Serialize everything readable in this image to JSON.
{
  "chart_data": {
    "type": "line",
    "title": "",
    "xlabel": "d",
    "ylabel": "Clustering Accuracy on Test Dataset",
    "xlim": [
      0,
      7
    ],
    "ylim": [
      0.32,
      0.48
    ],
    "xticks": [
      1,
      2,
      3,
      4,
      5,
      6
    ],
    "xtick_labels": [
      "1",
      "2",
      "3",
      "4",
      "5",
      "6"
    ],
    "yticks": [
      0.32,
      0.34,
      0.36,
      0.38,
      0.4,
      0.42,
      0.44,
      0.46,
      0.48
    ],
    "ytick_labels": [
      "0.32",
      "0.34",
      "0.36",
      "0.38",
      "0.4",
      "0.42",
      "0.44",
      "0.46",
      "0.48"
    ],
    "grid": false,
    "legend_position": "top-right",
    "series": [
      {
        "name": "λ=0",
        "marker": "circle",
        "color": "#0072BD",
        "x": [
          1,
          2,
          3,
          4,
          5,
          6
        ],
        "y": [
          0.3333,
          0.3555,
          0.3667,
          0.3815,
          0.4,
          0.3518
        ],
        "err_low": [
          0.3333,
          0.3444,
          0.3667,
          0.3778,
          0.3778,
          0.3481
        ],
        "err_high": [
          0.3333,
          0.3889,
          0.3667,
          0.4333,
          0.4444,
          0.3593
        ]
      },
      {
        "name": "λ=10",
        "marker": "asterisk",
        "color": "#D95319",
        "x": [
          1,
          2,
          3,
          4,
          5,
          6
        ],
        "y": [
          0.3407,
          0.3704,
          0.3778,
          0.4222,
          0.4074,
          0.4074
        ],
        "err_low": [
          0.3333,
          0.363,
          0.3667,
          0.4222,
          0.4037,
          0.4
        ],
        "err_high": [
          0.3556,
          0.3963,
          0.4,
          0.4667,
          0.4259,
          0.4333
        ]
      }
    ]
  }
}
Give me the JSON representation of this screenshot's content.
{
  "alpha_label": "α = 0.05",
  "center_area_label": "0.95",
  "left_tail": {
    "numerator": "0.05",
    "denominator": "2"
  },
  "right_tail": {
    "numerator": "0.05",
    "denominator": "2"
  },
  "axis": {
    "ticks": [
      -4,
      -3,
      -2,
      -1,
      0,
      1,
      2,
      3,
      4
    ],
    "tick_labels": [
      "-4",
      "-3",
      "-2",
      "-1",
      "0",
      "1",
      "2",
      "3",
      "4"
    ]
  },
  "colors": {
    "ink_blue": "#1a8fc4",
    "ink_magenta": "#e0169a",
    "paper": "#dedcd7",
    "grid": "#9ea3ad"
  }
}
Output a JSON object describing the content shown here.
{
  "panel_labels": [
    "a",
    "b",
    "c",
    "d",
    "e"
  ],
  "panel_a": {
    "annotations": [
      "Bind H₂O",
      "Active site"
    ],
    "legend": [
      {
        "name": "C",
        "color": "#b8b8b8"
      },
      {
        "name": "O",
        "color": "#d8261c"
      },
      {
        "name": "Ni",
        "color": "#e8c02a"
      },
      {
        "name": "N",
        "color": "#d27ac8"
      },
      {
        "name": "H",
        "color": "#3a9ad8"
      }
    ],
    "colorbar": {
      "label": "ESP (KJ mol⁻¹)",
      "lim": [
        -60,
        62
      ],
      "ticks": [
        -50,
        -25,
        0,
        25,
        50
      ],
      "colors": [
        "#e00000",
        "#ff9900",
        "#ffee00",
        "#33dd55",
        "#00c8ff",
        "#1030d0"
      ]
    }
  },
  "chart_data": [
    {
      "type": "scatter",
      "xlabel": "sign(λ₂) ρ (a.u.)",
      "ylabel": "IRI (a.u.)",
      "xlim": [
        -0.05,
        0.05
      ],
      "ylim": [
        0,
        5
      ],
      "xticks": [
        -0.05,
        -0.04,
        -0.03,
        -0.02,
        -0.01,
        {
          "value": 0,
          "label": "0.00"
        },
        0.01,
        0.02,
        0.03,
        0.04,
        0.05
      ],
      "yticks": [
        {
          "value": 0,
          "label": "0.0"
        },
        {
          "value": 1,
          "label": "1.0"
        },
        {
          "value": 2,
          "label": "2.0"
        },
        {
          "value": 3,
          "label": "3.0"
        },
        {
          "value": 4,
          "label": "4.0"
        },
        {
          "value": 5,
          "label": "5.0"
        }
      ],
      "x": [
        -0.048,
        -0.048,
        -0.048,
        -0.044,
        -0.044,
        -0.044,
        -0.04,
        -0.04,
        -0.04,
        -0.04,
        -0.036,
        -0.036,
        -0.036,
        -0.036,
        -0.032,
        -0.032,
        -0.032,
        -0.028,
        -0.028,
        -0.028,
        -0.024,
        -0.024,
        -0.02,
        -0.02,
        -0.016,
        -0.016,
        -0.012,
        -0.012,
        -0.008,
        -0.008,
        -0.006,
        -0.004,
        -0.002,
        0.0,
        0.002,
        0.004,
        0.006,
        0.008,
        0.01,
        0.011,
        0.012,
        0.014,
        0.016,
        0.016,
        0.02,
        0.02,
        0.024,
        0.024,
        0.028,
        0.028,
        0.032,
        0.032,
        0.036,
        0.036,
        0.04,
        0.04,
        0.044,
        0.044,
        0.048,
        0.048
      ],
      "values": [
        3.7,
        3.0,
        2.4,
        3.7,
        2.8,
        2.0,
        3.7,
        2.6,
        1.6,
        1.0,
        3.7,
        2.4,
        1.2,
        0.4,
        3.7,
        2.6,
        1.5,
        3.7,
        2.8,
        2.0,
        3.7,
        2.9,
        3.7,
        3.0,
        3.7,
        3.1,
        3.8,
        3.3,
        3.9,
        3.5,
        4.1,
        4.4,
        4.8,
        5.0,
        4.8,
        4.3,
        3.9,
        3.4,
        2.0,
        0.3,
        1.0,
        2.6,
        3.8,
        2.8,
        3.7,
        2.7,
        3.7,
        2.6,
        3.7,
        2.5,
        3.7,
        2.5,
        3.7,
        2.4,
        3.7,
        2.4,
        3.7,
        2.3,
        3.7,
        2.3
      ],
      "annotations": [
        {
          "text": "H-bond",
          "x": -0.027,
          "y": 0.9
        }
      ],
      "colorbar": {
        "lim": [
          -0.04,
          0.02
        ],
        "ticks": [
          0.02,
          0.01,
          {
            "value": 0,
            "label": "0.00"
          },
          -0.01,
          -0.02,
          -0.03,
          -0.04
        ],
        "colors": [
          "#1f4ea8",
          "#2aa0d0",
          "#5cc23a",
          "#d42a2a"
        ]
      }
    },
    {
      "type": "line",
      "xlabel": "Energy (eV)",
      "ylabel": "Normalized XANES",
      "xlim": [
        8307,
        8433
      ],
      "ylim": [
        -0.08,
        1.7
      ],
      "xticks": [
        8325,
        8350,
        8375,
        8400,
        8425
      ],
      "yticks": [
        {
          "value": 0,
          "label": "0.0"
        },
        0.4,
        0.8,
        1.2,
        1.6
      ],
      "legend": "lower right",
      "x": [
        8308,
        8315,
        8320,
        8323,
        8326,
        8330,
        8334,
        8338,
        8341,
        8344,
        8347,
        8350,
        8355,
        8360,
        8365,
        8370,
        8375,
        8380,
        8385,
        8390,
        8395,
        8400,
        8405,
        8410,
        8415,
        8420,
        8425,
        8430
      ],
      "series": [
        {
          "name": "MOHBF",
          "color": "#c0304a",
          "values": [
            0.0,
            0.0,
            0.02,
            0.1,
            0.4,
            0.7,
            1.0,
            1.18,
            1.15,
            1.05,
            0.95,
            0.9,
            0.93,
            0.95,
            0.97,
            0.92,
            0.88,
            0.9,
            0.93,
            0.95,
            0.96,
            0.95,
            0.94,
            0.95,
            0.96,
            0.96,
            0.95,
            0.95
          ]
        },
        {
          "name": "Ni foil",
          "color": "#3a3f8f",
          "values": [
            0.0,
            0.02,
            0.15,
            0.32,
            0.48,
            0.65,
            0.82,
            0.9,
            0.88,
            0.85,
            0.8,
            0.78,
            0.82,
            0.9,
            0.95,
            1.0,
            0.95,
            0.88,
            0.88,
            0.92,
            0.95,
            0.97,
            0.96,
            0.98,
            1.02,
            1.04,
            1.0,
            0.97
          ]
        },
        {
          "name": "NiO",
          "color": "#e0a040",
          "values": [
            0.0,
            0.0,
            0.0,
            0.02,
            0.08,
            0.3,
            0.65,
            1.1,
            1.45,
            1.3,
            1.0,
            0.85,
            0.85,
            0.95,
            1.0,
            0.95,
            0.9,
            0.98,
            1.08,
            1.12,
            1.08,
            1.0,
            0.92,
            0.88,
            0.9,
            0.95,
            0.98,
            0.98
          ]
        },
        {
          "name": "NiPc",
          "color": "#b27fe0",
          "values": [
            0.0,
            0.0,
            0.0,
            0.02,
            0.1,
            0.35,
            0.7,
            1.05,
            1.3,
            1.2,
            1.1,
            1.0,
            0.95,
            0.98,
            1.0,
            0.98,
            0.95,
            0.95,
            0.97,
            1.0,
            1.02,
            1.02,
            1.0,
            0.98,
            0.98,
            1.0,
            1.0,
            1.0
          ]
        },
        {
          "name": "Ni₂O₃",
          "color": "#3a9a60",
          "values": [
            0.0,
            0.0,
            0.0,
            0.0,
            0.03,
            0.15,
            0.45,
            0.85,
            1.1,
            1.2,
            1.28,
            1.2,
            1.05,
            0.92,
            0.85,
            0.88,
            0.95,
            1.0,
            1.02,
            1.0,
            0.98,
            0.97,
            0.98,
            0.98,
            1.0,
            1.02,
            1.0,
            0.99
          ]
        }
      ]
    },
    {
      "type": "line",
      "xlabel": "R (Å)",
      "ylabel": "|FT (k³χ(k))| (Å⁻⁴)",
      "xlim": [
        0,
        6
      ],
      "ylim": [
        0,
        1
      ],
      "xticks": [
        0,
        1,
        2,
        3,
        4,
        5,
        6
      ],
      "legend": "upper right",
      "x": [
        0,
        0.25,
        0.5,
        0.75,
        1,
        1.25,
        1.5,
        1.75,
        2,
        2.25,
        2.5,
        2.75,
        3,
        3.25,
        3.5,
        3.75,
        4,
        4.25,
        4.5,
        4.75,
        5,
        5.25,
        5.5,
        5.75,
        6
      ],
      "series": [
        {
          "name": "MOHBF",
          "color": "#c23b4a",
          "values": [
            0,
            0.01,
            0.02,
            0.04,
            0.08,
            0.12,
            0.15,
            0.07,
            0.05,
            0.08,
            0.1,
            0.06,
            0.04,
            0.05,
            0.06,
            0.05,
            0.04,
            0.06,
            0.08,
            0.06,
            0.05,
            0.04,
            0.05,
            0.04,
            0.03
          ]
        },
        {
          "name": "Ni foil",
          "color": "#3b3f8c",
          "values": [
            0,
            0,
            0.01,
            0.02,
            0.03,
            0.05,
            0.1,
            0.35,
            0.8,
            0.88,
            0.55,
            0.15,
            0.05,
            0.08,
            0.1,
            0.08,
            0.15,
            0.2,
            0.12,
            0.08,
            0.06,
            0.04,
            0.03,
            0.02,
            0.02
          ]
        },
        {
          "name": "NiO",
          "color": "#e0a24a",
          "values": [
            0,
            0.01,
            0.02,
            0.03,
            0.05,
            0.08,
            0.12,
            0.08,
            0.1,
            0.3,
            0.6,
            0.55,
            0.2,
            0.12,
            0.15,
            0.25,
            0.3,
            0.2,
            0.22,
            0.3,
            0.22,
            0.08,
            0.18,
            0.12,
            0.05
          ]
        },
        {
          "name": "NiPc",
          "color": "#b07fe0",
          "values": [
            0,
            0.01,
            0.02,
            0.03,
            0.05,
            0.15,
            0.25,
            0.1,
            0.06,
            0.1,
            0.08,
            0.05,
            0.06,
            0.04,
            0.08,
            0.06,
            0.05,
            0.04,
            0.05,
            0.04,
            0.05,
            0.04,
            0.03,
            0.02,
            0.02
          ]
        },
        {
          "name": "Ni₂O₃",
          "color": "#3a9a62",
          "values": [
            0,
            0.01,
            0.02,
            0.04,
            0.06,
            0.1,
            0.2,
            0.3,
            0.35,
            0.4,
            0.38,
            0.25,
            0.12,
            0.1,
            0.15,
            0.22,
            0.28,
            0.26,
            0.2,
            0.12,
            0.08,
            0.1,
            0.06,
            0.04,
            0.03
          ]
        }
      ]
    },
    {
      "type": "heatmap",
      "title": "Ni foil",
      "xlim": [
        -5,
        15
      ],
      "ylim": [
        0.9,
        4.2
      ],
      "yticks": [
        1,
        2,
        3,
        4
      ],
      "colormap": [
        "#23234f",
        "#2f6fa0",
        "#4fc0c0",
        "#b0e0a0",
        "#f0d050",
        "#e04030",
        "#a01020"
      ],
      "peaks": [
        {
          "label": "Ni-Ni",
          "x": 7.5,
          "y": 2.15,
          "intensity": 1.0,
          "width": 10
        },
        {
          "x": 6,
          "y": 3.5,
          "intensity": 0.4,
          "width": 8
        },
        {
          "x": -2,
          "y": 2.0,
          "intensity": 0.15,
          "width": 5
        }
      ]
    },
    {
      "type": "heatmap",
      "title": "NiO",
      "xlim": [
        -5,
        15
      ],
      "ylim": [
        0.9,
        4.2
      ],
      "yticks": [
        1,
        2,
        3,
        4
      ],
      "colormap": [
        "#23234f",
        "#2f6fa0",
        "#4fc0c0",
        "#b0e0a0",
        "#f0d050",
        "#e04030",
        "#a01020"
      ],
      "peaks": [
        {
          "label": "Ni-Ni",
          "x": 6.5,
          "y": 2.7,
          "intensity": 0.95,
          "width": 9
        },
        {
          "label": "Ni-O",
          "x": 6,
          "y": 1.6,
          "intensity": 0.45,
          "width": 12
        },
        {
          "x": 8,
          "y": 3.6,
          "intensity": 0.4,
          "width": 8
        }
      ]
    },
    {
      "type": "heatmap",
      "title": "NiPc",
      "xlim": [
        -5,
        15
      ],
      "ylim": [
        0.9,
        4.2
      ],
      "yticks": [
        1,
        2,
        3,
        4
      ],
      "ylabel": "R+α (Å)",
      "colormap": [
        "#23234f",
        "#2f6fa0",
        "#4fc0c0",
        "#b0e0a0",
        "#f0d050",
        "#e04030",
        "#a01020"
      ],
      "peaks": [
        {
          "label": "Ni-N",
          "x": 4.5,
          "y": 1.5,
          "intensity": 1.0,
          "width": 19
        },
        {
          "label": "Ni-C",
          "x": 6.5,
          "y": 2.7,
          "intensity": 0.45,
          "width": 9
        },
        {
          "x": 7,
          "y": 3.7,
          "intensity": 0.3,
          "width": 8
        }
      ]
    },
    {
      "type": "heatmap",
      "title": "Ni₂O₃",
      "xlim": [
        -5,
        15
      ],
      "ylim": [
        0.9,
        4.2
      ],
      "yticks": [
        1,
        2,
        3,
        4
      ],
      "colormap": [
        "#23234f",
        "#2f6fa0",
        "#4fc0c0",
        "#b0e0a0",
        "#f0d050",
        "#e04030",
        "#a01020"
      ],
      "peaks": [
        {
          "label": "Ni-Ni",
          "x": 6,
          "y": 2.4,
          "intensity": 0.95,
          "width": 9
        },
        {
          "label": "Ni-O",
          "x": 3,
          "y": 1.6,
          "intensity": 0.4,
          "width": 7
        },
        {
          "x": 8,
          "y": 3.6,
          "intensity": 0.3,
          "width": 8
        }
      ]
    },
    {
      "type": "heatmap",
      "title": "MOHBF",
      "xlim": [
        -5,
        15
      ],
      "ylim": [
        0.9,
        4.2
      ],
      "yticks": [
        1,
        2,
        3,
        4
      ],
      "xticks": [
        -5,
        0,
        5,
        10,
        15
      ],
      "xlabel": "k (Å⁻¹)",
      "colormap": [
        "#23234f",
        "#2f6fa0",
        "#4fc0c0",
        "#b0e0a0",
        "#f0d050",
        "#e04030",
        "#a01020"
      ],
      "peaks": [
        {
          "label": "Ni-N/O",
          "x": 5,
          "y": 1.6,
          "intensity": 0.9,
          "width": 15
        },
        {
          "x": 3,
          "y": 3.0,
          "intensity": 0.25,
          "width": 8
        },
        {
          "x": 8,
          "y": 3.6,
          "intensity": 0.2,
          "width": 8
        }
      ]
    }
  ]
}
=======
**PROBLEM STATEMENT**: Read the entries and pick out all lines that include the word "xlabel".

**PROBLEM SOLUTION**:
    "xlabel": "d",
      "xlabel": "sign(λ₂) ρ (a.u.)",
      "xlabel": "Energy (eV)",
      "xlabel": "R (Å)",
      "xlabel": "k (Å⁻¹)",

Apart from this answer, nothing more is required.